*Do this*:
Please restate the following records word for word.

*Data*:
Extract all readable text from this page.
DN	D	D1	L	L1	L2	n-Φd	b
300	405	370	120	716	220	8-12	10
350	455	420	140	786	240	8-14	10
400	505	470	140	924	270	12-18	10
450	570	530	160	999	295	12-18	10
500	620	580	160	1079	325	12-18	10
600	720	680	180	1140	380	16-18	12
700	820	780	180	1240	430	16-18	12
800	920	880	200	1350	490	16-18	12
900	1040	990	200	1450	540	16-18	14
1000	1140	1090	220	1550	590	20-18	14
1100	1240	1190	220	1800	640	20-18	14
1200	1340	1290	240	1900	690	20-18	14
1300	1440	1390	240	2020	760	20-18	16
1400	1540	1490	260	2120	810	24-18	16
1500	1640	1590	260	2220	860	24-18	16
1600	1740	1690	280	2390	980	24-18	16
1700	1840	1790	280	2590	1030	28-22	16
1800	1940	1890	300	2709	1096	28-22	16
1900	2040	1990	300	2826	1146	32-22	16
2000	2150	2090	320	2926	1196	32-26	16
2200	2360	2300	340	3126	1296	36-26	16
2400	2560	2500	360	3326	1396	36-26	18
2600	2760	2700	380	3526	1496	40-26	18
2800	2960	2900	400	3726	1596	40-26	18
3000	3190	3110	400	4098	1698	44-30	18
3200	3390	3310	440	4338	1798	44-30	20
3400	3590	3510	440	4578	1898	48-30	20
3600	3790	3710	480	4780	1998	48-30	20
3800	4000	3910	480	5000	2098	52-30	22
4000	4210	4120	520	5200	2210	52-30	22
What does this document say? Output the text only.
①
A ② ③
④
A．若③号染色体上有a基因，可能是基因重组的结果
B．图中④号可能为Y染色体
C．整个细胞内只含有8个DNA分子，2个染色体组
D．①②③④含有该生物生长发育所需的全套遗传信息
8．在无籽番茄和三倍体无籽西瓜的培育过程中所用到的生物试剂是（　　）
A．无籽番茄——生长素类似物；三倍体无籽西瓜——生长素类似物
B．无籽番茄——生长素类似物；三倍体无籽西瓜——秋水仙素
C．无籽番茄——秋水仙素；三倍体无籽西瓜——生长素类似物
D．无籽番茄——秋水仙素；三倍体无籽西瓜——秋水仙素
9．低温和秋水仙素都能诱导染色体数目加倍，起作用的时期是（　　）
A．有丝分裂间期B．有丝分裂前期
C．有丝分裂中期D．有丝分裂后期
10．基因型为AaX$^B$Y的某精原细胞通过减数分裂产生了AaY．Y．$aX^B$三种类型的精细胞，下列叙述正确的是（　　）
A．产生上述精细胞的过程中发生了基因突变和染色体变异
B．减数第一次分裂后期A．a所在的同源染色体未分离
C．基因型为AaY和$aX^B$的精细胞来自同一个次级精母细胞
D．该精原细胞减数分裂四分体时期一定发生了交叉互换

*Exercise answer*:
Extract all readable text from this page.
DN	D	D1	L	L1	L2	n-Φd	b
300	405	370	120	716	220	8-12	10
350	455	420	140	786	240	8-14	10
400	505	470	140	924	270	12-18	10
450	570	530	160	999	295	12-18	10
500	620	580	160	1079	325	12-18	10
600	720	680	180	1140	380	16-18	12
700	820	780	180	1240	430	16-18	12
800	920	880	200	1350	490	16-18	12
900	1040	990	200	1450	540	16-18	14
1000	1140	1090	220	1550	590	20-18	14
1100	1240	1190	220	1800	640	20-18	14
1200	1340	1290	240	1900	690	20-18	14
1300	1440	1390	240	2020	760	20-18	16
1400	1540	1490	260	2120	810	24-18	16
1500	1640	1590	260	2220	860	24-18	16
1600	1740	1690	280	2390	980	24-18	16
1700	1840	1790	280	2590	1030	28-22	16
1800	1940	1890	300	2709	1096	28-22	16
1900	2040	1990	300	2826	1146	32-22	16
2000	2150	2090	320	2926	1196	32-26	16
2200	2360	2300	340	3126	1296	36-26	16
2400	2560	2500	360	3326	1396	36-26	18
2600	2760	2700	380	3526	1496	40-26	18
2800	2960	2900	400	3726	1596	40-26	18
3000	3190	3110	400	4098	1698	44-30	18
3200	3390	3310	440	4338	1798	44-30	20
3400	3590	3510	440	4578	1898	48-30	20
3600	3790	3710	480	4780	1998	48-30	20
3800	4000	3910	480	5000	2098	52-30	22
4000	4210	4120	520	5200	2210	52-30	22
What does this document say? Output the text only.
①
A ② ③
④
A．若③号染色体上有a基因，可能是基因重组的结果
B．图中④号可能为Y染色体
C．整个细胞内只含有8个DNA分子，2个染色体组
D．①②③④含有该生物生长发育所需的全套遗传信息
8．在无籽番茄和三倍体无籽西瓜的培育过程中所用到的生物试剂是（　　）
A．无籽番茄——生长素类似物；三倍体无籽西瓜——生长素类似物
B．无籽番茄——生长素类似物；三倍体无籽西瓜——秋水仙素
C．无籽番茄——秋水仙素；三倍体无籽西瓜——生长素类似物
D．无籽番茄——秋水仙素；三倍体无籽西瓜——秋水仙素
9．低温和秋水仙素都能诱导染色体数目加倍，起作用的时期是（　　）
A．有丝分裂间期B．有丝分裂前期
C．有丝分裂中期D．有丝分裂后期
10．基因型为AaX$^B$Y的某精原细胞通过减数分裂产生了AaY．Y．$aX^B$三种类型的精细胞，下列叙述正确的是（　　）
A．产生上述精细胞的过程中发生了基因突变和染色体变异
B．减数第一次分裂后期A．a所在的同源染色体未分离
C．基因型为AaY和$aX^B$的精细胞来自同一个次级精母细胞
D．该精原细胞减数分裂四分体时期一定发生了交叉互换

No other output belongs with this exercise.